Filter this data down to the lines that hold "Rhinitis", and copy them.

##### Data rows #####

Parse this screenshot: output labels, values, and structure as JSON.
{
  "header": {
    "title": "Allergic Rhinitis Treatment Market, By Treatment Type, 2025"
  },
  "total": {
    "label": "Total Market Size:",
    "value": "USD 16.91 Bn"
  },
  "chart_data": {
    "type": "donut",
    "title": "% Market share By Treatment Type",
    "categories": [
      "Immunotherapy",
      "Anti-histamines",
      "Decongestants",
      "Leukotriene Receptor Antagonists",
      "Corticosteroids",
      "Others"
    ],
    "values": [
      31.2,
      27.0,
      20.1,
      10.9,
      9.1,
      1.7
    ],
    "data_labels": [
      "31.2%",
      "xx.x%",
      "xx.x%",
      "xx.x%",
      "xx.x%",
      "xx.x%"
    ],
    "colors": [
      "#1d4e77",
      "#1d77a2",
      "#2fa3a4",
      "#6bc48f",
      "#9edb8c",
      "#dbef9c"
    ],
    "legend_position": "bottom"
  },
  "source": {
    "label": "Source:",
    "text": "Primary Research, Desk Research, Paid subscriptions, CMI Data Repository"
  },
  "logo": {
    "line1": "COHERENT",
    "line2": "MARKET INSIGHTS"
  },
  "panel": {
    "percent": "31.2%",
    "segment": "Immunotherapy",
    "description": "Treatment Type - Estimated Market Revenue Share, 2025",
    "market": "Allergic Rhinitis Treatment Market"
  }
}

#####

[Exercise output]
    "title": "Allergic Rhinitis Treatment Market, By Treatment Type, 2025"
    "market": "Allergic Rhinitis Treatment Market"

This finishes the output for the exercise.